» **STATED GOAL**
Using the listing below, select the lines with the word "name" and copy them.

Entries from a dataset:
— START —

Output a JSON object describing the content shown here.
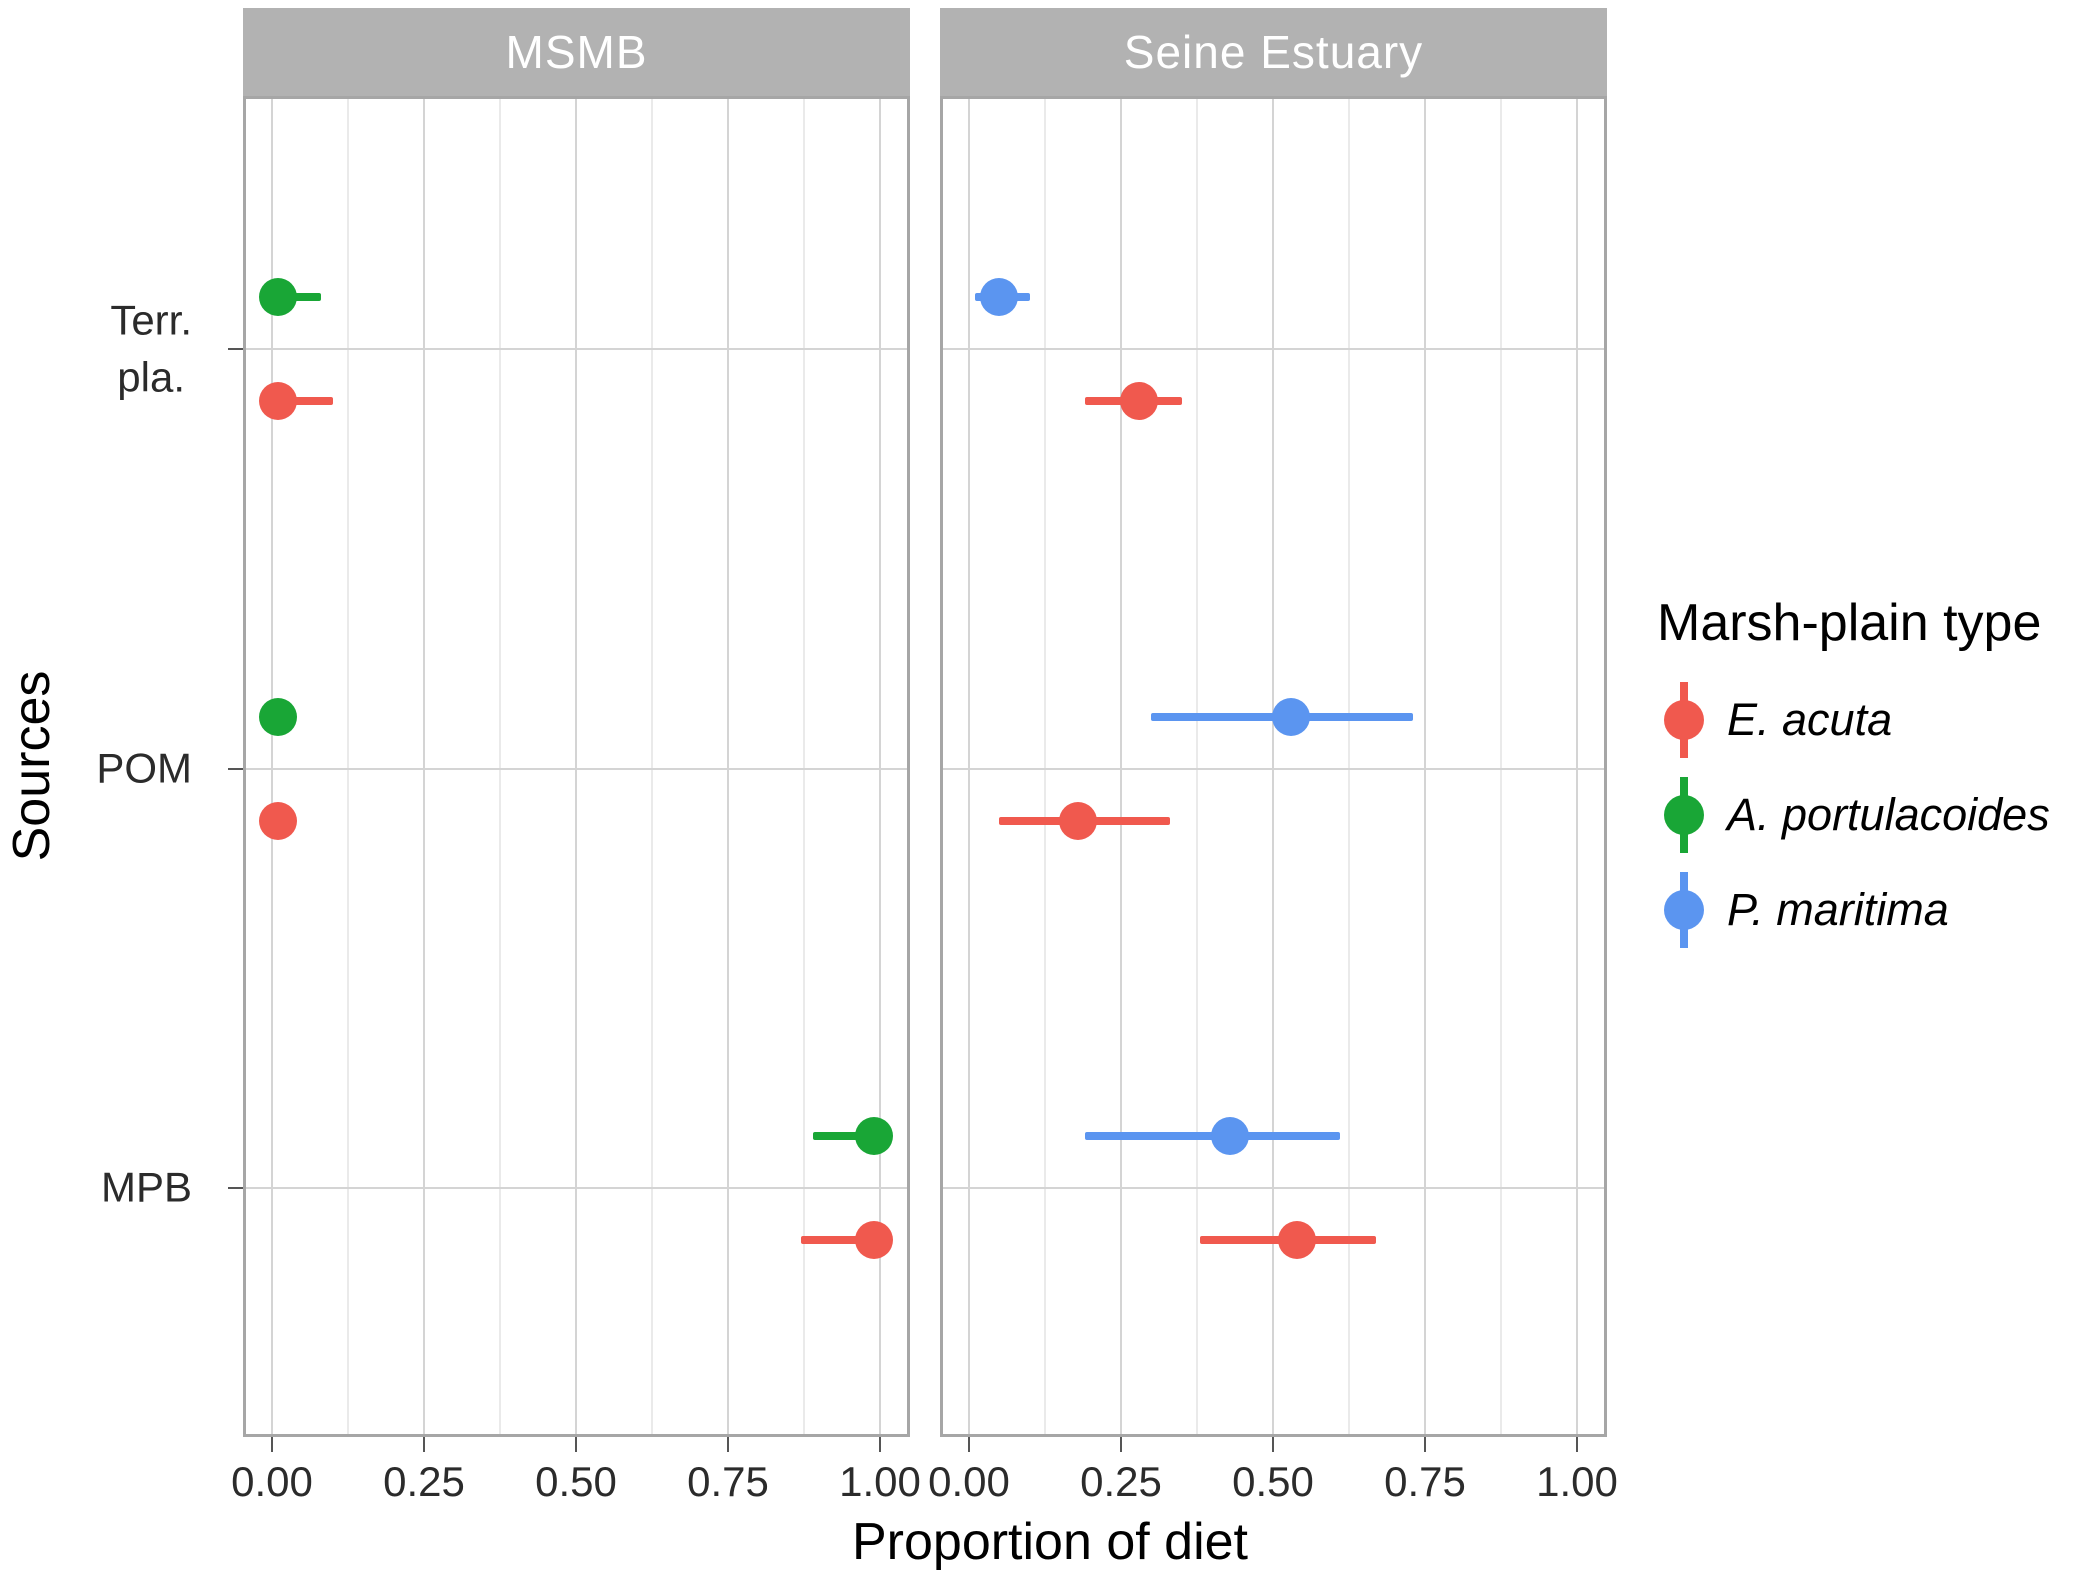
{
  "strips": [
    "MSMB",
    "Seine Estuary"
  ],
  "x_axis": {
    "title": "Proportion of diet",
    "tick_labels": [
      "0.00",
      "0.25",
      "0.50",
      "0.75",
      "1.00"
    ]
  },
  "y_axis": {
    "title": "Sources",
    "category_display_labels": [
      "Terr.\npla.",
      "POM",
      "MPB"
    ]
  },
  "legend": {
    "title": "Marsh-plain type",
    "entries": [
      {
        "label": "E. acuta",
        "color": "#f0594e"
      },
      {
        "label": "A. portulacoides",
        "color": "#19a636"
      },
      {
        "label": "P. maritima",
        "color": "#5b95f0"
      }
    ]
  },
  "chart_data": {
    "type": "scatter",
    "subtype": "pointrange-dotplot-with-error-bars",
    "facets": [
      "MSMB",
      "Seine Estuary"
    ],
    "categories": [
      "Terr. pla.",
      "POM",
      "MPB"
    ],
    "xlabel": "Proportion of diet",
    "ylabel": "Sources",
    "x_domain": [
      0,
      1
    ],
    "x_ticks": [
      0,
      0.25,
      0.5,
      0.75,
      1
    ],
    "x_minor_ticks": [
      0.125,
      0.375,
      0.625,
      0.875
    ],
    "grid": true,
    "legend_title": "Marsh-plain type",
    "legend_position": "right",
    "series": [
      {
        "name": "E. acuta",
        "color": "#f0594e"
      },
      {
        "name": "A. portulacoides",
        "color": "#19a636"
      },
      {
        "name": "P. maritima",
        "color": "#5b95f0"
      }
    ],
    "points": [
      {
        "facet": "MSMB",
        "category": "Terr. pla.",
        "series": "A. portulacoides",
        "mean": 0.01,
        "lower": 0.0,
        "upper": 0.08
      },
      {
        "facet": "MSMB",
        "category": "Terr. pla.",
        "series": "E. acuta",
        "mean": 0.01,
        "lower": 0.0,
        "upper": 0.1
      },
      {
        "facet": "MSMB",
        "category": "POM",
        "series": "A. portulacoides",
        "mean": 0.01,
        "lower": 0.0,
        "upper": 0.02
      },
      {
        "facet": "MSMB",
        "category": "POM",
        "series": "E. acuta",
        "mean": 0.01,
        "lower": 0.0,
        "upper": 0.02
      },
      {
        "facet": "MSMB",
        "category": "MPB",
        "series": "A. portulacoides",
        "mean": 0.99,
        "lower": 0.89,
        "upper": 1.0
      },
      {
        "facet": "MSMB",
        "category": "MPB",
        "series": "E. acuta",
        "mean": 0.99,
        "lower": 0.87,
        "upper": 1.0
      },
      {
        "facet": "Seine Estuary",
        "category": "Terr. pla.",
        "series": "P. maritima",
        "mean": 0.05,
        "lower": 0.01,
        "upper": 0.1
      },
      {
        "facet": "Seine Estuary",
        "category": "Terr. pla.",
        "series": "E. acuta",
        "mean": 0.28,
        "lower": 0.19,
        "upper": 0.35
      },
      {
        "facet": "Seine Estuary",
        "category": "POM",
        "series": "P. maritima",
        "mean": 0.53,
        "lower": 0.3,
        "upper": 0.73
      },
      {
        "facet": "Seine Estuary",
        "category": "POM",
        "series": "E. acuta",
        "mean": 0.18,
        "lower": 0.05,
        "upper": 0.33
      },
      {
        "facet": "Seine Estuary",
        "category": "MPB",
        "series": "P. maritima",
        "mean": 0.43,
        "lower": 0.19,
        "upper": 0.61
      },
      {
        "facet": "Seine Estuary",
        "category": "MPB",
        "series": "E. acuta",
        "mean": 0.54,
        "lower": 0.38,
        "upper": 0.67
      }
    ]
  }
}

— END —

» **REPLY**
        "name": "E. acuta",
        "name": "A. portulacoides",
        "name": "P. maritima",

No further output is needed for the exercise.